Enunciado A:
En el texto sobre la camiseta de Aphex Twin y El Cafè de l’Òpera, ¿qué pide quien escribe mientras espera a X?
Enunciado B:
Transcribe un fragmento del texto sobre la camiseta de Aphex Twin y El Cafè de l’Òpera: empieza en las palabras "Me he puesto" y termina después de "tanto como creemos.".
Enunciado C:
Retoma el texto sobre la camiseta de Aphex Twin y El Cafè de l’Òpera y continúalo a partir de su última frase.

Documento:
┌──
Me he puesto la camiseta negra de Aphex Twin. En un primer momento me ha apetecido llevarla; luego me he inhibido, pensando que era pretencioso llevar una camiseta de Aphex a una performance en el Liceu; luego me he dicho que qué más da y me la he puesto. Los demás no piensan en nosotros tanto como creemos.
Pido una copa de vino blanco en El Cafè de l’Òpera mientras espero a X. La decoración es espléndida, pero, sobre las mesas, unas cartas plastificadas y con espiral desentonan completamente con el resto (¿qué habría costado encargar unas cubiertas mate que imitaran la piel?); un solo detalle cutre es suficiente para romper la armonía del conjunto.
└──
Datos proporcionados:
┌──
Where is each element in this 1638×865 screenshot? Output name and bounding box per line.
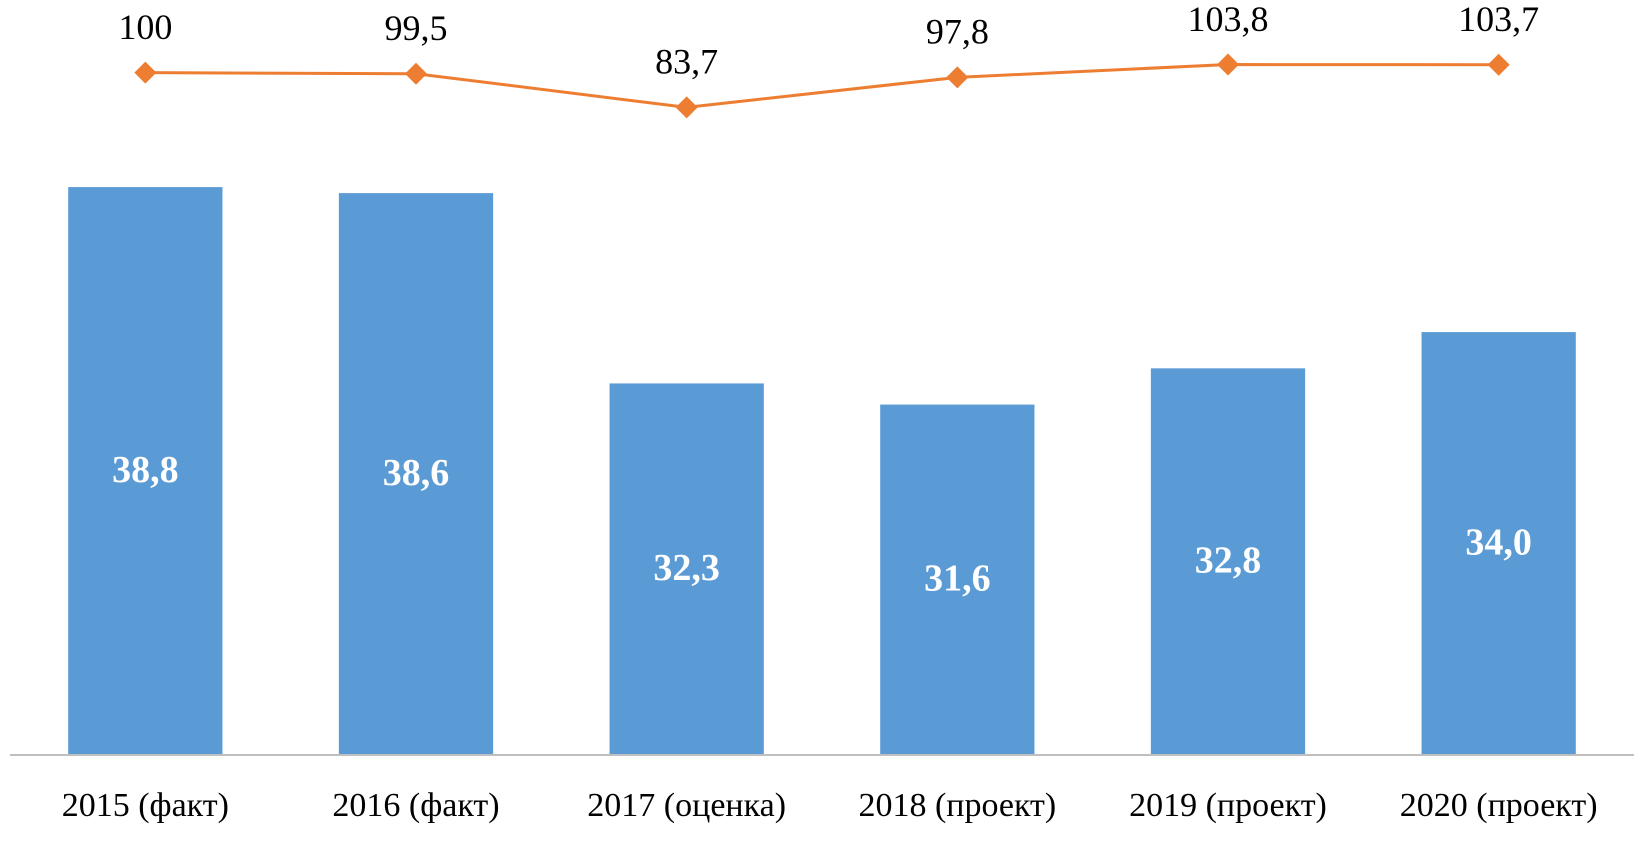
└──
┌──
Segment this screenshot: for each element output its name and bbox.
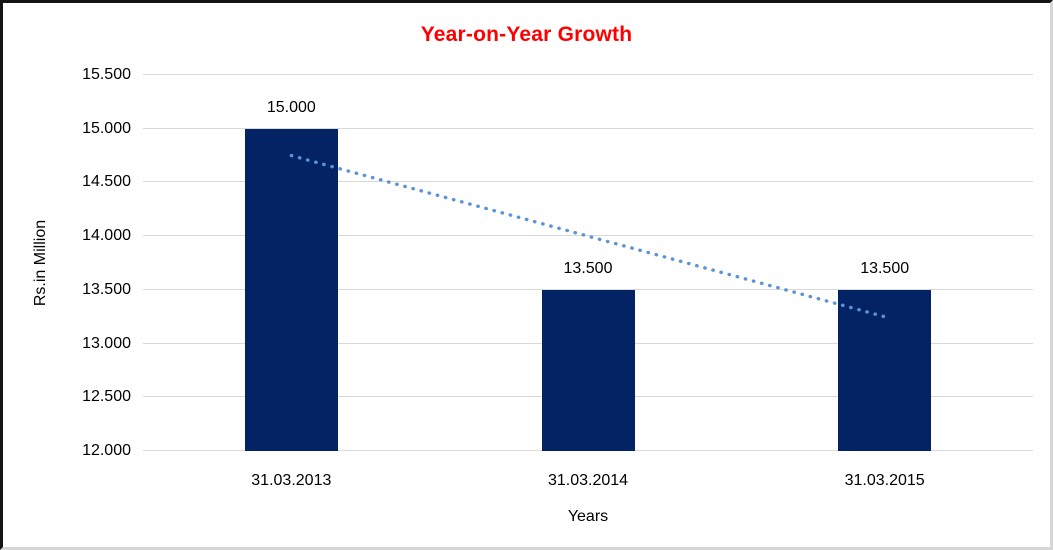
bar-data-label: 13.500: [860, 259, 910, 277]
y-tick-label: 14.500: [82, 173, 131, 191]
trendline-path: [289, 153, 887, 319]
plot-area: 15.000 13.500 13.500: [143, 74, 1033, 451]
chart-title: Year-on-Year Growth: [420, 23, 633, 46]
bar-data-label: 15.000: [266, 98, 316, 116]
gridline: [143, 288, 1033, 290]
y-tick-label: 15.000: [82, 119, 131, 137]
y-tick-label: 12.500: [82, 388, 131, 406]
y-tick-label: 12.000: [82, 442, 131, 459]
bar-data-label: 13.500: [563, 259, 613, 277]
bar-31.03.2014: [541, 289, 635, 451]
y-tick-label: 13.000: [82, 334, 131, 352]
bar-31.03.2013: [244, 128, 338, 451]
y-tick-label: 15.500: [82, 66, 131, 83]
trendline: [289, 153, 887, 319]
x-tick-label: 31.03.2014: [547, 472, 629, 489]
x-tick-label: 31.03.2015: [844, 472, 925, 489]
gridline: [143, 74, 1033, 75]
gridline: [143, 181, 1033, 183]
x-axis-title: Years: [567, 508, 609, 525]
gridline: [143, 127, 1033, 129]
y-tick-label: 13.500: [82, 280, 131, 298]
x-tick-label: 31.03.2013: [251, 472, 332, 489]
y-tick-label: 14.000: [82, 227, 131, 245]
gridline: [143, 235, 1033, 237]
└──
Respuesta A:
Una copa de vino blanco.

Respuesta B:
Me he puesto la camiseta negra de Aphex Twin. En un primer momento me ha apetecido llevarla; luego me he inhibido, pensando que era pretencioso llevar una camiseta de Aphex a una performance en el Liceu; luego me he dicho que qué más da y me la he puesto. Los demás no piensan en nosotros tanto como creemos.

Respuesta C:
Once de la noche. Bajo mi ventana, por la calle, oigo que pasa un grupo de señoras. Por su voz deduzco que deben ser bastante mayores. Se les nota animadas. «Mientras podamos, lo seguiremos haciendo, ¿eh?», dice una, como empezándose a despedir. «Nena, ¿pero dónde te has ido a aparcar el coche?», se ríe otra. El entusiasmo que muestran pese a la hora que es –han olvidado el cansancio del cuerpo–, el llamar nena a tu amiga aunque ambas ya tengáis setenta años… Una lección. En pocos segundos han llenado mi noche de viernes.